Set the following entries down again exactly, line by line.

DATA FOR THE TASK =
* * *
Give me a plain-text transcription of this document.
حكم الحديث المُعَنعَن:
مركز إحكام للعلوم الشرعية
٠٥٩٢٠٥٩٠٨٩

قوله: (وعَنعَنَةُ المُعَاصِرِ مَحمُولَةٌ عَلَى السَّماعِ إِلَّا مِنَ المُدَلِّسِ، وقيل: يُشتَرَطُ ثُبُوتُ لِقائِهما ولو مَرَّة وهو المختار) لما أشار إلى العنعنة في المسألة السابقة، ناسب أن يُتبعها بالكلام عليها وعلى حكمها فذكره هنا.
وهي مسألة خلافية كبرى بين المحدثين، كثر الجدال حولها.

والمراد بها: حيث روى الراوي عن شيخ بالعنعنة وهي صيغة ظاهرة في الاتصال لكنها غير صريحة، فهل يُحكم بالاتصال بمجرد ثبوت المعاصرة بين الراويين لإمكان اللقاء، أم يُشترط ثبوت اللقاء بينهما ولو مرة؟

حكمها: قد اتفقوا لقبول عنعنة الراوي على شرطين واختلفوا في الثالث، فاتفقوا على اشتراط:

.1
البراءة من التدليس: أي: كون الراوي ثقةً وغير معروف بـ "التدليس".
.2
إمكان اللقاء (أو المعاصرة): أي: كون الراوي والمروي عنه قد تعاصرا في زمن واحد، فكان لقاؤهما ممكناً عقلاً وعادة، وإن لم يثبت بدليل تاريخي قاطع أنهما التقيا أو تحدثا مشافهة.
* * *
EXERCISE OUTPUT =
Give me a plain-text transcription of this document.
حكم الحديث المُعَنعَن:
مركز إحكام للعلوم الشرعية
٠٥٩٢٠٥٩٠٨٩

قوله: (وعَنعَنَةُ المُعَاصِرِ مَحمُولَةٌ عَلَى السَّماعِ إِلَّا مِنَ المُدَلِّسِ، وقيل: يُشتَرَطُ ثُبُوتُ لِقائِهما ولو مَرَّة وهو المختار) لما أشار إلى العنعنة في المسألة السابقة، ناسب أن يُتبعها بالكلام عليها وعلى حكمها فذكره هنا.
وهي مسألة خلافية كبرى بين المحدثين، كثر الجدال حولها.

والمراد بها: حيث روى الراوي عن شيخ بالعنعنة وهي صيغة ظاهرة في الاتصال لكنها غير صريحة، فهل يُحكم بالاتصال بمجرد ثبوت المعاصرة بين الراويين لإمكان اللقاء، أم يُشترط ثبوت اللقاء بينهما ولو مرة؟

حكمها: قد اتفقوا لقبول عنعنة الراوي على شرطين واختلفوا في الثالث، فاتفقوا على اشتراط:

.1
البراءة من التدليس: أي: كون الراوي ثقةً وغير معروف بـ "التدليس".
.2
إمكان اللقاء (أو المعاصرة): أي: كون الراوي والمروي عنه قد تعاصرا في زمن واحد، فكان لقاؤهما ممكناً عقلاً وعادة، وإن لم يثبت بدليل تاريخي قاطع أنهما التقيا أو تحدثا مشافهة.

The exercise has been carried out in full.